## GIVEN EXERCISE:
Determine how many lines of this material contain "допускать". Give only the number.

(Dataset entries)
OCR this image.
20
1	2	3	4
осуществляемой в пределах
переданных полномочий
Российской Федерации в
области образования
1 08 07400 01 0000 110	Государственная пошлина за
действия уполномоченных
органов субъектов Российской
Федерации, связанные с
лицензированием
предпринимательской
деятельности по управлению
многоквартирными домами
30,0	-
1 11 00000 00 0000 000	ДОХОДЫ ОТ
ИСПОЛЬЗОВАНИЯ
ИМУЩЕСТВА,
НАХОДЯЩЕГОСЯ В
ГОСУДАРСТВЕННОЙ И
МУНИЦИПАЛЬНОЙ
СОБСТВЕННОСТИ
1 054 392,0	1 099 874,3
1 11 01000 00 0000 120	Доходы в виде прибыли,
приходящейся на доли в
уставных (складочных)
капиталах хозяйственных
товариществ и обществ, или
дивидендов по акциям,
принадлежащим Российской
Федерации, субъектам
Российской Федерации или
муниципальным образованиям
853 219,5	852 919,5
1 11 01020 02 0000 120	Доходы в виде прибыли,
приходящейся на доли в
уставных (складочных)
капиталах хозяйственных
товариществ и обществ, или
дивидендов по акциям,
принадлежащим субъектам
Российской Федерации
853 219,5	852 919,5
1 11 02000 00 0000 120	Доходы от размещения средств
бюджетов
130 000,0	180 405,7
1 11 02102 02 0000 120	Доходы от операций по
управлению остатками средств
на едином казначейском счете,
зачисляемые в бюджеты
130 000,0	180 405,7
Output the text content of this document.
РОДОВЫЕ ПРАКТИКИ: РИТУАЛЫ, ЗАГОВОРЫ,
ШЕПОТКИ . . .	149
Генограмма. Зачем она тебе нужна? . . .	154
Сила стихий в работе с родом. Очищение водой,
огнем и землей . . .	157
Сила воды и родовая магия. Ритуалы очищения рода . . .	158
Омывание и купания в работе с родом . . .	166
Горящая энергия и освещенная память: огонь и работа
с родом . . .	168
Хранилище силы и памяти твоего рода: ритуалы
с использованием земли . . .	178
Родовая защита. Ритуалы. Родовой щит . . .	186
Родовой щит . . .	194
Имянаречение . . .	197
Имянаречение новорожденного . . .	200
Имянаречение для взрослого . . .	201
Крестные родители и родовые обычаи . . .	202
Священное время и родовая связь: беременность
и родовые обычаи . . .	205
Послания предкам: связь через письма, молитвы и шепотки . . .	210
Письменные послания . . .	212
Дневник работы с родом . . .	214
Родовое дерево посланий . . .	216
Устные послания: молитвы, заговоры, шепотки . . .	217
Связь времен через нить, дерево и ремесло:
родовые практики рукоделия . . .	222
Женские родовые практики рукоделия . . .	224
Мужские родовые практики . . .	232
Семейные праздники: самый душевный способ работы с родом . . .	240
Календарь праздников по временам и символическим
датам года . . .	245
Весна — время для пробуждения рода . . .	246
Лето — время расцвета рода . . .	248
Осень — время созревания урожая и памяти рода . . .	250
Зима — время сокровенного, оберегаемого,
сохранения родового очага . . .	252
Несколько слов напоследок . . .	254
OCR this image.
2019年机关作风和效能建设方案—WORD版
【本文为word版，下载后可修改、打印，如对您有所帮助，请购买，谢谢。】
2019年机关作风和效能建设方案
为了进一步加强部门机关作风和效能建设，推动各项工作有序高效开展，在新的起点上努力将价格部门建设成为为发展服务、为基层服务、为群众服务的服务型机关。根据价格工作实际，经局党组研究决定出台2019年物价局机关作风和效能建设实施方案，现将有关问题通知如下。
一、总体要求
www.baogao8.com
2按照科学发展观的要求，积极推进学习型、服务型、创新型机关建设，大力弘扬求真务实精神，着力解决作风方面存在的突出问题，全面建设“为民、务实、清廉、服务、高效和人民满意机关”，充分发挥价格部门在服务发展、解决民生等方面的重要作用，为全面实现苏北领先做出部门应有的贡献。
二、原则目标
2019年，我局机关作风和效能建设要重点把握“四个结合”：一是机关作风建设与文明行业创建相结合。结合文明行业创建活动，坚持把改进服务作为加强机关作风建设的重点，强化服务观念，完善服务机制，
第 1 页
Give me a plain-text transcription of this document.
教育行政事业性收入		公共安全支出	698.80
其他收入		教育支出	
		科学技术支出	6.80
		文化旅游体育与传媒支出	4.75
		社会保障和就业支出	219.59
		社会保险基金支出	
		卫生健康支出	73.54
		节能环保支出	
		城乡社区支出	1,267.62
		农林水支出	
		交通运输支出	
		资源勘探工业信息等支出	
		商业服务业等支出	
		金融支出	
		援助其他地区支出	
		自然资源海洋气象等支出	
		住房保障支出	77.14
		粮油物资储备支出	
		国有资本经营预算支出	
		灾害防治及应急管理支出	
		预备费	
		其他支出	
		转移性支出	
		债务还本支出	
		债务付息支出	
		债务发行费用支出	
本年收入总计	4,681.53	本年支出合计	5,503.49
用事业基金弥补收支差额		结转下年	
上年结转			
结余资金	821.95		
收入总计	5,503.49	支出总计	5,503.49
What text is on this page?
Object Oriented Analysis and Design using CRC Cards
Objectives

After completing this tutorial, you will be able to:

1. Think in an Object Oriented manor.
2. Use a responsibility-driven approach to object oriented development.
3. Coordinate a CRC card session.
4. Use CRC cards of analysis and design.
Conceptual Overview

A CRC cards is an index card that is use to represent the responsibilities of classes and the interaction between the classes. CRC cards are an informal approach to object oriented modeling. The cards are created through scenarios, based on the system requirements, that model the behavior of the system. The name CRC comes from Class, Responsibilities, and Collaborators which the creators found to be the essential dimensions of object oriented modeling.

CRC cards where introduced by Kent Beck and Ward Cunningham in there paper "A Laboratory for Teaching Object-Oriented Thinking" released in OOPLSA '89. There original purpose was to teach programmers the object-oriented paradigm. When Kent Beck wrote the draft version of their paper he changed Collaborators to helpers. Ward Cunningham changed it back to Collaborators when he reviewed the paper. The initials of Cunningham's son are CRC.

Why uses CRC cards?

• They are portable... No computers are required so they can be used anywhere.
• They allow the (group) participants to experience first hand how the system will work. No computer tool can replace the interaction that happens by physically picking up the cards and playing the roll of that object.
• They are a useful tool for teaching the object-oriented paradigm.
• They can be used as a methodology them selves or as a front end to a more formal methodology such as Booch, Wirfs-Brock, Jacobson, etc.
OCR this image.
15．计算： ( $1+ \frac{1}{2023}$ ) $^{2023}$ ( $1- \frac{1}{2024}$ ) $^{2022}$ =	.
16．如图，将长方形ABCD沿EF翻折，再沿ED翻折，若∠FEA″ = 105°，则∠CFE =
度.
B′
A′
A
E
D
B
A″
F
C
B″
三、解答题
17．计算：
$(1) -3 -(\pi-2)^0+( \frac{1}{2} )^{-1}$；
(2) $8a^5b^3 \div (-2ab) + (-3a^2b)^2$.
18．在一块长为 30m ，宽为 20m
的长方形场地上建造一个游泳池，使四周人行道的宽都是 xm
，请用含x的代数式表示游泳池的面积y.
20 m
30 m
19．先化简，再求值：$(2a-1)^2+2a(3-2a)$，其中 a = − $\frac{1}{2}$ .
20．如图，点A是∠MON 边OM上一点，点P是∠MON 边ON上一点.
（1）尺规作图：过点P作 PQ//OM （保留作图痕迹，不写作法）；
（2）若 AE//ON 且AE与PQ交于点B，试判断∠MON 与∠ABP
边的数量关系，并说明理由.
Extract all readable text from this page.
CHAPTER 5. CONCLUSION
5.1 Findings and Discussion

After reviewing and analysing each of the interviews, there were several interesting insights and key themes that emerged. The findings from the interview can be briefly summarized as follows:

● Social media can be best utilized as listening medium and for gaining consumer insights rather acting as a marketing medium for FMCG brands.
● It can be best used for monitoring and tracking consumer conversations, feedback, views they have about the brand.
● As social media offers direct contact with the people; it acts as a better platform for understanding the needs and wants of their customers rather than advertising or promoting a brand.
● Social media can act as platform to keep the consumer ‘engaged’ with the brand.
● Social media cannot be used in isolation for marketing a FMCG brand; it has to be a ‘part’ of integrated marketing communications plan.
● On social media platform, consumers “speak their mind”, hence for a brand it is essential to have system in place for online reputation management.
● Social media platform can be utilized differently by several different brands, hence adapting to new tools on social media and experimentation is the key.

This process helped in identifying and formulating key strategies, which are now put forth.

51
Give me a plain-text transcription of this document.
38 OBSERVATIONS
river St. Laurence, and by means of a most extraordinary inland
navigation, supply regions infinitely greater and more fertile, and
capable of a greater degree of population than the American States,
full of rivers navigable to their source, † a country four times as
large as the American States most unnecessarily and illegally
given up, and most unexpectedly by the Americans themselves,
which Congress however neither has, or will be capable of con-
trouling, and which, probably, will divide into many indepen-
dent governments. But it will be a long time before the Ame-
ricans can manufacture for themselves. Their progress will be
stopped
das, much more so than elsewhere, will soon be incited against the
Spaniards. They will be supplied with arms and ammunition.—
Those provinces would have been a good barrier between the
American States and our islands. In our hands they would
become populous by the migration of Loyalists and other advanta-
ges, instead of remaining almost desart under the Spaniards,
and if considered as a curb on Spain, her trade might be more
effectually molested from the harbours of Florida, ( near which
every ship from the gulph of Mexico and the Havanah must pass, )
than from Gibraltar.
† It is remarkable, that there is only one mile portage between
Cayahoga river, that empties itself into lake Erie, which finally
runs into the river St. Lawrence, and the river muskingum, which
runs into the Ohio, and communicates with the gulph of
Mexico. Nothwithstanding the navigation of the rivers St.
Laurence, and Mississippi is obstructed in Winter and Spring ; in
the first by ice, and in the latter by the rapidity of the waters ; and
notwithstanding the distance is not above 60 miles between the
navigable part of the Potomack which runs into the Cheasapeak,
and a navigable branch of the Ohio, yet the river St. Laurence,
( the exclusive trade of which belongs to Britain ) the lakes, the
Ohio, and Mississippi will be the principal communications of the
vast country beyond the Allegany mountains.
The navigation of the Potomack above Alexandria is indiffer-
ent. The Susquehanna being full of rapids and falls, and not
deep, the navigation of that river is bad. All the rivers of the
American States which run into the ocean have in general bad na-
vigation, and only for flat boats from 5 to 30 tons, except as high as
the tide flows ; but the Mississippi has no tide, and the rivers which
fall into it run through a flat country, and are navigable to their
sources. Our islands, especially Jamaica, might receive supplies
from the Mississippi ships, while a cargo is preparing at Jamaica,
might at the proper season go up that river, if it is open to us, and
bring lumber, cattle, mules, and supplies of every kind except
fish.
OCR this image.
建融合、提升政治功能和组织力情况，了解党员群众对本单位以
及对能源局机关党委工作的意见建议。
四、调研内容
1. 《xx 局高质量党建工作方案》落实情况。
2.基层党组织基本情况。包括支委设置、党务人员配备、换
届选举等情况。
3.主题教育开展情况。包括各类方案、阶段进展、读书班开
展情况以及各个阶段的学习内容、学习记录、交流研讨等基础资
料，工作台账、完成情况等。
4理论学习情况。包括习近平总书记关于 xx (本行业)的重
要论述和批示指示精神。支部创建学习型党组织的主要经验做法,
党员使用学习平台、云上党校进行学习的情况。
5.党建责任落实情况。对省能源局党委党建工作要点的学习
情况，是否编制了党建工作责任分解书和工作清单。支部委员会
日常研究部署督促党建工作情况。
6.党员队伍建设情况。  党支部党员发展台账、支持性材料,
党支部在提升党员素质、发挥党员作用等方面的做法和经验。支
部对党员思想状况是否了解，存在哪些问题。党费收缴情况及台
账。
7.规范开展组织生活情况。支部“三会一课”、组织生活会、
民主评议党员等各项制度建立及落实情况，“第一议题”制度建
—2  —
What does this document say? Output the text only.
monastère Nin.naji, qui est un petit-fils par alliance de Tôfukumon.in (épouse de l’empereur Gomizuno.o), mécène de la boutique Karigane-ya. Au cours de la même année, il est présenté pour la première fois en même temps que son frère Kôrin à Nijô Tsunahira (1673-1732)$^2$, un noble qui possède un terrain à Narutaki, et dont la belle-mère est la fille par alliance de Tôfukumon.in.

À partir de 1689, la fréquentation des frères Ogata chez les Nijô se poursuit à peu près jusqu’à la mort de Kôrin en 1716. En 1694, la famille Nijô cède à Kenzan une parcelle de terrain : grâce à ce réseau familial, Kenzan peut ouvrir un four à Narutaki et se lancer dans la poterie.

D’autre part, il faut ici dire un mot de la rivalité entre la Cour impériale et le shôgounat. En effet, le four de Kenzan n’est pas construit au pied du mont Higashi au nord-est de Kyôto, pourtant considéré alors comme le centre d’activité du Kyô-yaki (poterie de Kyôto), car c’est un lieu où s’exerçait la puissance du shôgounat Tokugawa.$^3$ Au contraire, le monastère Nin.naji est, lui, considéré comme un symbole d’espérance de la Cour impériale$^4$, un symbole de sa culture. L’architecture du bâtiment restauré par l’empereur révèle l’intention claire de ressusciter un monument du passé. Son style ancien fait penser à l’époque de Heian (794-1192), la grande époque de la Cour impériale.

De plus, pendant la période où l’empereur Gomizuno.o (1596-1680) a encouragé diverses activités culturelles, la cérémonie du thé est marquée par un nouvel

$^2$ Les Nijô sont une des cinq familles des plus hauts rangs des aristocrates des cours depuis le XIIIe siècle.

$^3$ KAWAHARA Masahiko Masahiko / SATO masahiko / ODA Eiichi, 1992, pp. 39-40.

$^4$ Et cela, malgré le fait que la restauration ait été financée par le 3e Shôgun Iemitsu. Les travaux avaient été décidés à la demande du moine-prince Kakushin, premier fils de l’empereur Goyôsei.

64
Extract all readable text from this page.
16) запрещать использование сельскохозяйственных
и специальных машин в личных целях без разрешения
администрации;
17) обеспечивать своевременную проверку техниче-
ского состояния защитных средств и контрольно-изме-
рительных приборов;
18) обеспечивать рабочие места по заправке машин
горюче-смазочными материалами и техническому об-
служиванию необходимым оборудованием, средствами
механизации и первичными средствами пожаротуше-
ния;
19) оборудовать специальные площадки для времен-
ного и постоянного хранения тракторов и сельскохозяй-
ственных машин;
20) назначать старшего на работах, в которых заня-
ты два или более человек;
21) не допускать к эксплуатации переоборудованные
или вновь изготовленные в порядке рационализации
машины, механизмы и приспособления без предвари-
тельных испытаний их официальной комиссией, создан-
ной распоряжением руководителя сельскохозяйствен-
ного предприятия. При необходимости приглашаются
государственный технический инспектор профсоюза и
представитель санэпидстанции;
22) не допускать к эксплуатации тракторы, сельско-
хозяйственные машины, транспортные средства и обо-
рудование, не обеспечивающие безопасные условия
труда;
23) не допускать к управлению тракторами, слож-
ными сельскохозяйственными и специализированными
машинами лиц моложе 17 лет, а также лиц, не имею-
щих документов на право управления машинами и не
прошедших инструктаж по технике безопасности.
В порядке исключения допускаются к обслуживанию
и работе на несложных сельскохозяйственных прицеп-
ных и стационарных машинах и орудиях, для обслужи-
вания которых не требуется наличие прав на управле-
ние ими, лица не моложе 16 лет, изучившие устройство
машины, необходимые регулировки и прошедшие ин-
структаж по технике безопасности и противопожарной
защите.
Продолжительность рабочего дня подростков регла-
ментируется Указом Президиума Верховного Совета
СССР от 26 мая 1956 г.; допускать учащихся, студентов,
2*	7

## CORRECT ANSWER:
4